— start of MATERIAL SUPPLIED —

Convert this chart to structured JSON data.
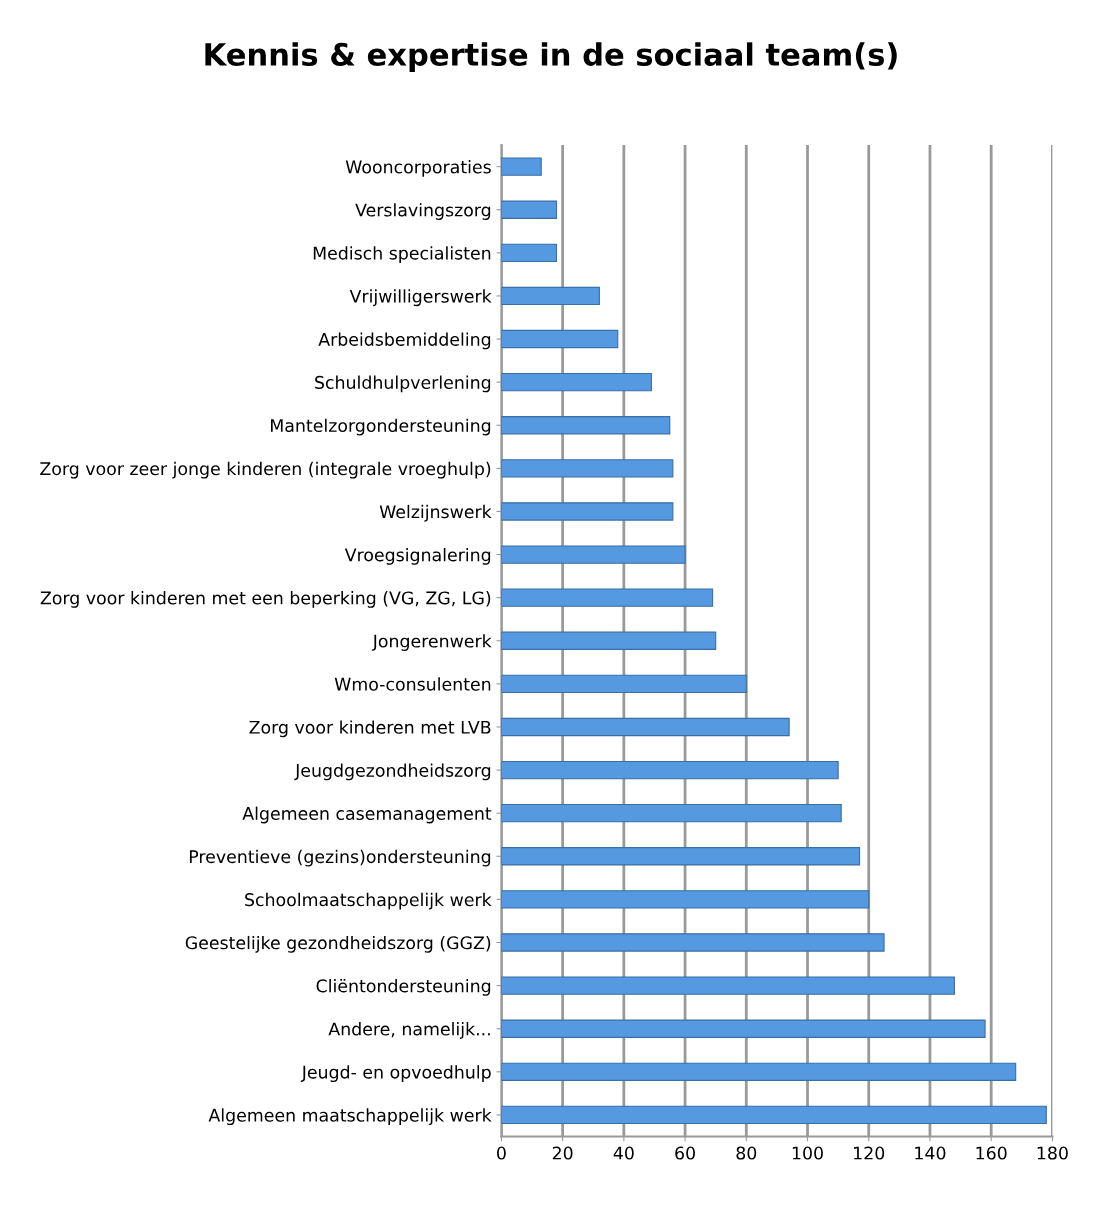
{
  "chart_data": {
    "type": "bar",
    "orientation": "horizontal",
    "title": "Kennis & expertise in de sociaal team(s)",
    "categories": [
      "Wooncorporaties",
      "Verslavingszorg",
      "Medisch specialisten",
      "Vrijwilligerswerk",
      "Arbeidsbemiddeling",
      "Schuldhulpverlening",
      "Mantelzorgondersteuning",
      "Zorg voor zeer jonge kinderen (integrale vroeghulp)",
      "Welzijnswerk",
      "Vroegsignalering",
      "Zorg voor kinderen met een beperking (VG, ZG, LG)",
      "Jongerenwerk",
      "Wmo-consulenten",
      "Zorg voor kinderen met LVB",
      "Jeugdgezondheidszorg",
      "Algemeen casemanagement",
      "Preventieve (gezins)ondersteuning",
      "Schoolmaatschappelijk werk",
      "Geestelijke gezondheidszorg (GGZ)",
      "Cliëntondersteuning",
      "Andere, namelijk...",
      "Jeugd- en opvoedhulp",
      "Algemeen maatschappelijk werk"
    ],
    "values": [
      13,
      18,
      18,
      32,
      38,
      49,
      55,
      56,
      56,
      60,
      69,
      70,
      80,
      94,
      110,
      111,
      117,
      120,
      125,
      148,
      158,
      168,
      178
    ],
    "color": "#5599e0",
    "xlim": [
      0,
      180
    ],
    "xticks": [
      0,
      20,
      40,
      60,
      80,
      100,
      120,
      140,
      160,
      180
    ],
    "grid": "x"
  }
}
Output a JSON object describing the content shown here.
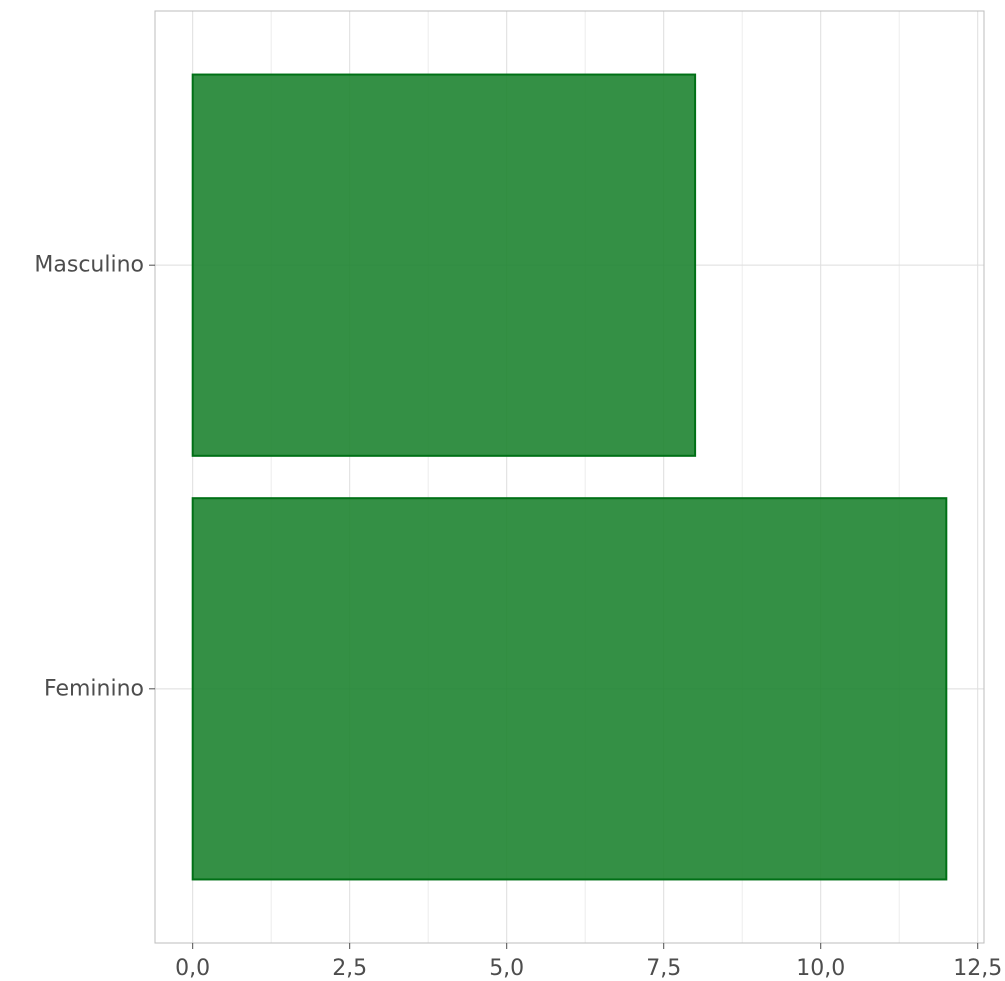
{
  "chart_data": {
    "type": "bar",
    "orientation": "horizontal",
    "categories": [
      "Feminino",
      "Masculino"
    ],
    "values": [
      12,
      8
    ],
    "xlim": [
      -0.6,
      12.6
    ],
    "x_ticks": [
      0,
      2.5,
      5,
      7.5,
      10,
      12.5
    ],
    "x_tick_labels": [
      "0,0",
      "2,5",
      "5,0",
      "7,5",
      "10,0",
      "12,5"
    ],
    "title": "",
    "xlabel": "",
    "ylabel": "",
    "grid": true,
    "legend": "none",
    "colors": {
      "bar_fill": "#1e8431",
      "bar_stroke": "#007016",
      "axis_text": "#4d4d4d"
    }
  }
}
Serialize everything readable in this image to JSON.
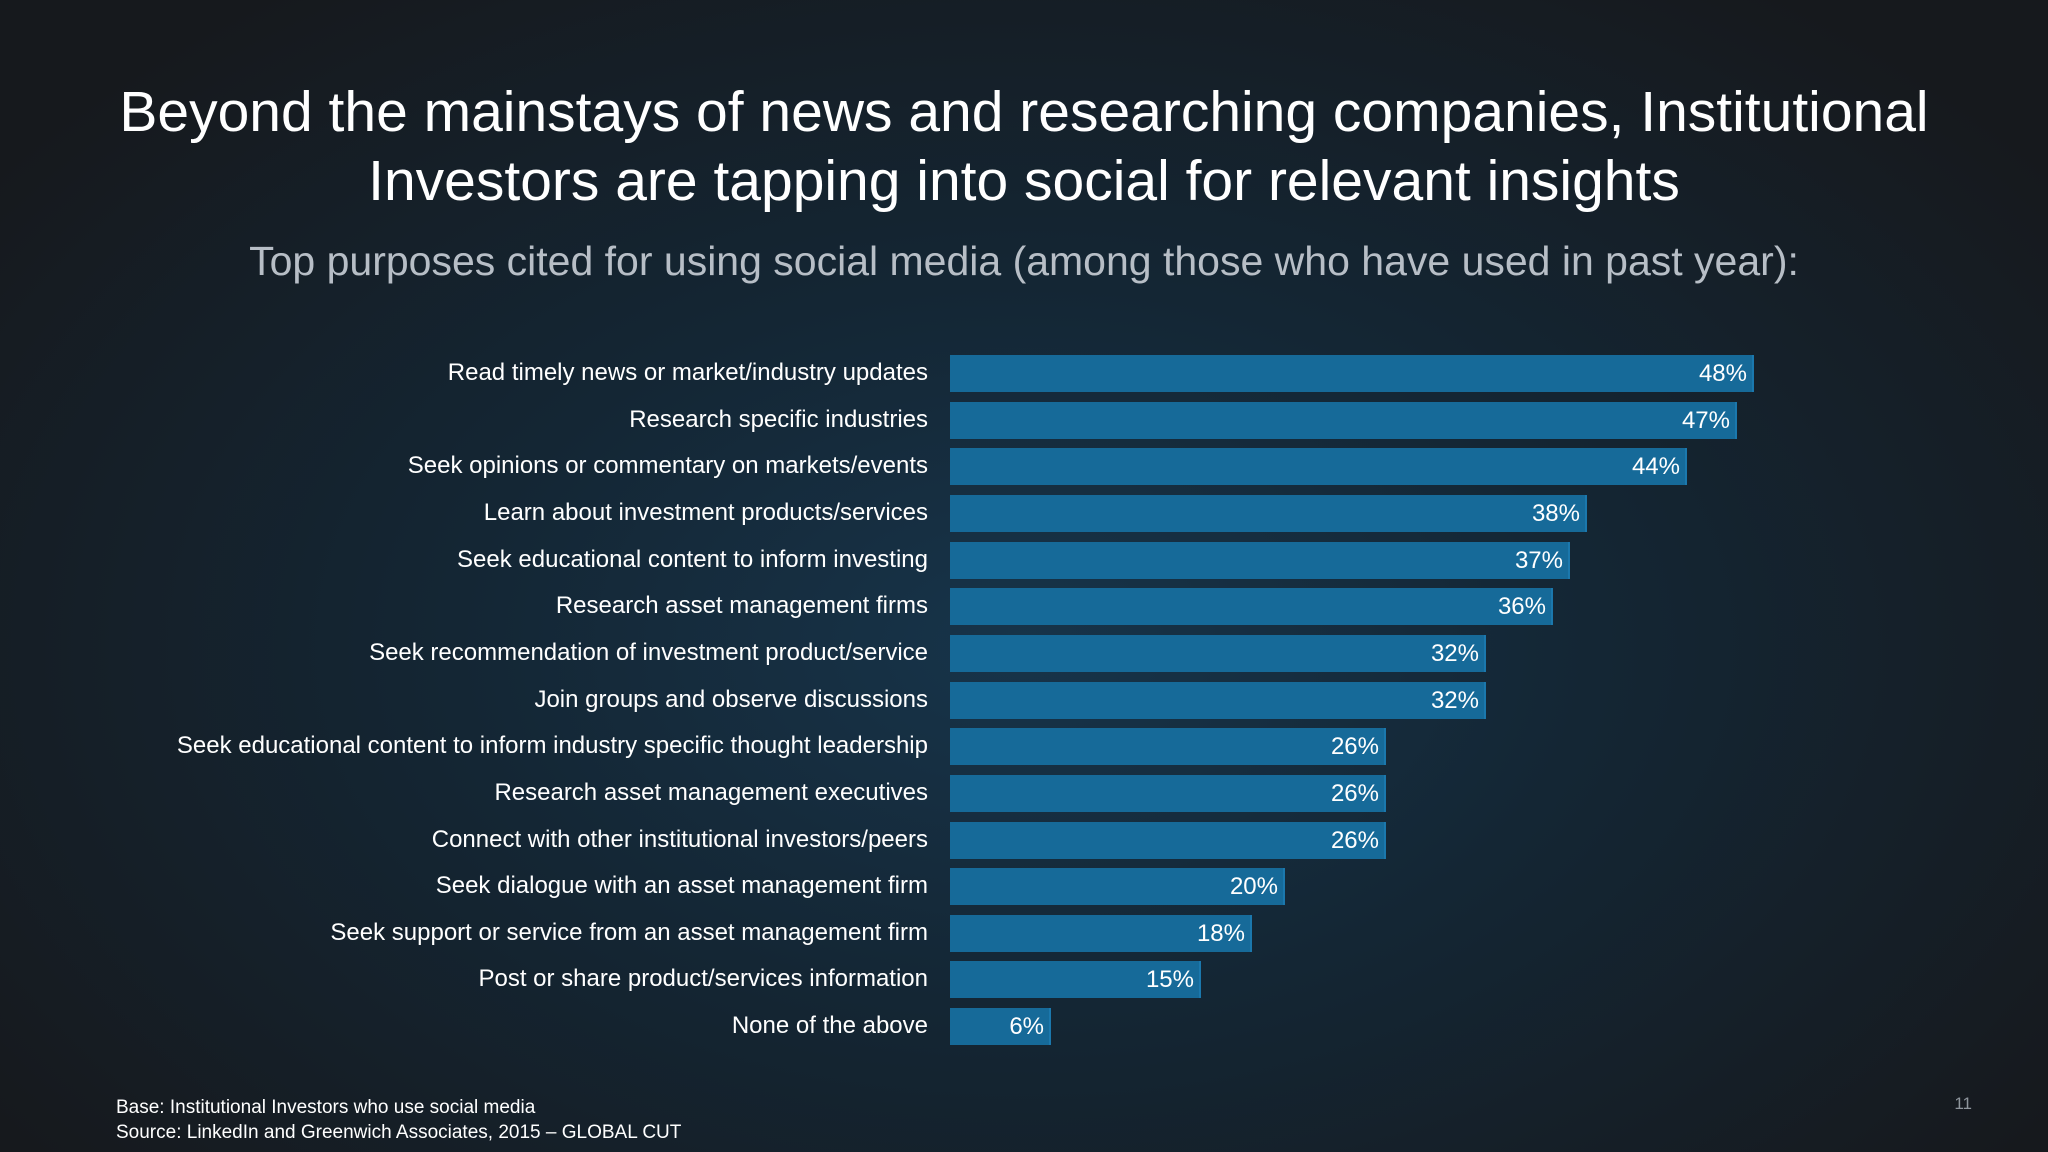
{
  "title": {
    "line1": "Beyond the mainstays of news and researching companies, Institutional",
    "line2": "Investors are tapping into social for relevant insights"
  },
  "subtitle": "Top purposes cited for using social media (among those who have used in past year):",
  "footer": {
    "base": "Base: Institutional Investors who use social media",
    "source": "Source: LinkedIn and Greenwich Associates, 2015 – GLOBAL CUT",
    "page_number": "11"
  },
  "colors": {
    "bar": "#166a99",
    "text": "#ffffff"
  },
  "chart_data": {
    "type": "bar",
    "orientation": "horizontal",
    "title": "Top purposes cited for using social media (among those who have used in past year):",
    "xlabel": "",
    "ylabel": "",
    "xlim": [
      0,
      48
    ],
    "grid": false,
    "legend": "none",
    "categories": [
      "Read timely news or market/industry updates",
      "Research specific industries",
      "Seek opinions or commentary on markets/events",
      "Learn about investment products/services",
      "Seek educational content to inform investing",
      "Research asset management firms",
      "Seek recommendation of investment product/service",
      "Join groups and observe discussions",
      "Seek educational content to inform industry specific thought leadership",
      "Research asset management executives",
      "Connect with other institutional investors/peers",
      "Seek dialogue with an asset management firm",
      "Seek support or service from an asset management firm",
      "Post or share product/services information",
      "None of the above"
    ],
    "values": [
      48,
      47,
      44,
      38,
      37,
      36,
      32,
      32,
      26,
      26,
      26,
      20,
      18,
      15,
      6
    ],
    "value_labels": [
      "48%",
      "47%",
      "44%",
      "38%",
      "37%",
      "36%",
      "32%",
      "32%",
      "26%",
      "26%",
      "26%",
      "20%",
      "18%",
      "15%",
      "6%"
    ]
  }
}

— end of MATERIAL SUPPLIED —

SET TASK: Omit the pictures and output all of the other material exactly.

THE ANSWER:
Convert this chart to structured JSON data.
{
  "chart_data": {
    "type": "bar",
    "orientation": "horizontal",
    "title": "Kennis & expertise in de sociaal team(s)",
    "categories": [
      "Wooncorporaties",
      "Verslavingszorg",
      "Medisch specialisten",
      "Vrijwilligerswerk",
      "Arbeidsbemiddeling",
      "Schuldhulpverlening",
      "Mantelzorgondersteuning",
      "Zorg voor zeer jonge kinderen (integrale vroeghulp)",
      "Welzijnswerk",
      "Vroegsignalering",
      "Zorg voor kinderen met een beperking (VG, ZG, LG)",
      "Jongerenwerk",
      "Wmo-consulenten",
      "Zorg voor kinderen met LVB",
      "Jeugdgezondheidszorg",
      "Algemeen casemanagement",
      "Preventieve (gezins)ondersteuning",
      "Schoolmaatschappelijk werk",
      "Geestelijke gezondheidszorg (GGZ)",
      "Cliëntondersteuning",
      "Andere, namelijk...",
      "Jeugd- en opvoedhulp",
      "Algemeen maatschappelijk werk"
    ],
    "values": [
      13,
      18,
      18,
      32,
      38,
      49,
      55,
      56,
      56,
      60,
      69,
      70,
      80,
      94,
      110,
      111,
      117,
      120,
      125,
      148,
      158,
      168,
      178
    ],
    "color": "#5599e0",
    "xlim": [
      0,
      180
    ],
    "xticks": [
      0,
      20,
      40,
      60,
      80,
      100,
      120,
      140,
      160,
      180
    ],
    "grid": "x"
  }
}
Output a JSON object describing the content shown here.
{
  "chart_data": {
    "type": "bar",
    "orientation": "horizontal",
    "categories": [
      "Feminino",
      "Masculino"
    ],
    "values": [
      12,
      8
    ],
    "xlim": [
      -0.6,
      12.6
    ],
    "x_ticks": [
      0,
      2.5,
      5,
      7.5,
      10,
      12.5
    ],
    "x_tick_labels": [
      "0,0",
      "2,5",
      "5,0",
      "7,5",
      "10,0",
      "12,5"
    ],
    "title": "",
    "xlabel": "",
    "ylabel": "",
    "grid": true,
    "legend": "none",
    "colors": {
      "bar_fill": "#1e8431",
      "bar_stroke": "#007016",
      "axis_text": "#4d4d4d"
    }
  }
}
Serialize everything readable in this image to JSON.
{
  "title": {
    "line1": "Beyond the mainstays of news and researching companies, Institutional",
    "line2": "Investors are tapping into social for relevant insights"
  },
  "subtitle": "Top purposes cited for using social media (among those who have used in past year):",
  "footer": {
    "base": "Base: Institutional Investors who use social media",
    "source": "Source: LinkedIn and Greenwich Associates, 2015 – GLOBAL CUT",
    "page_number": "11"
  },
  "colors": {
    "bar": "#166a99",
    "text": "#ffffff"
  },
  "chart_data": {
    "type": "bar",
    "orientation": "horizontal",
    "title": "Top purposes cited for using social media (among those who have used in past year):",
    "xlabel": "",
    "ylabel": "",
    "xlim": [
      0,
      48
    ],
    "grid": false,
    "legend": "none",
    "categories": [
      "Read timely news or market/industry updates",
      "Research specific industries",
      "Seek opinions or commentary on markets/events",
      "Learn about investment products/services",
      "Seek educational content to inform investing",
      "Research asset management firms",
      "Seek recommendation of investment product/service",
      "Join groups and observe discussions",
      "Seek educational content to inform industry specific thought leadership",
      "Research asset management executives",
      "Connect with other institutional investors/peers",
      "Seek dialogue with an asset management firm",
      "Seek support or service from an asset management firm",
      "Post or share product/services information",
      "None of the above"
    ],
    "values": [
      48,
      47,
      44,
      38,
      37,
      36,
      32,
      32,
      26,
      26,
      26,
      20,
      18,
      15,
      6
    ],
    "value_labels": [
      "48%",
      "47%",
      "44%",
      "38%",
      "37%",
      "36%",
      "32%",
      "32%",
      "26%",
      "26%",
      "26%",
      "20%",
      "18%",
      "15%",
      "6%"
    ]
  }
}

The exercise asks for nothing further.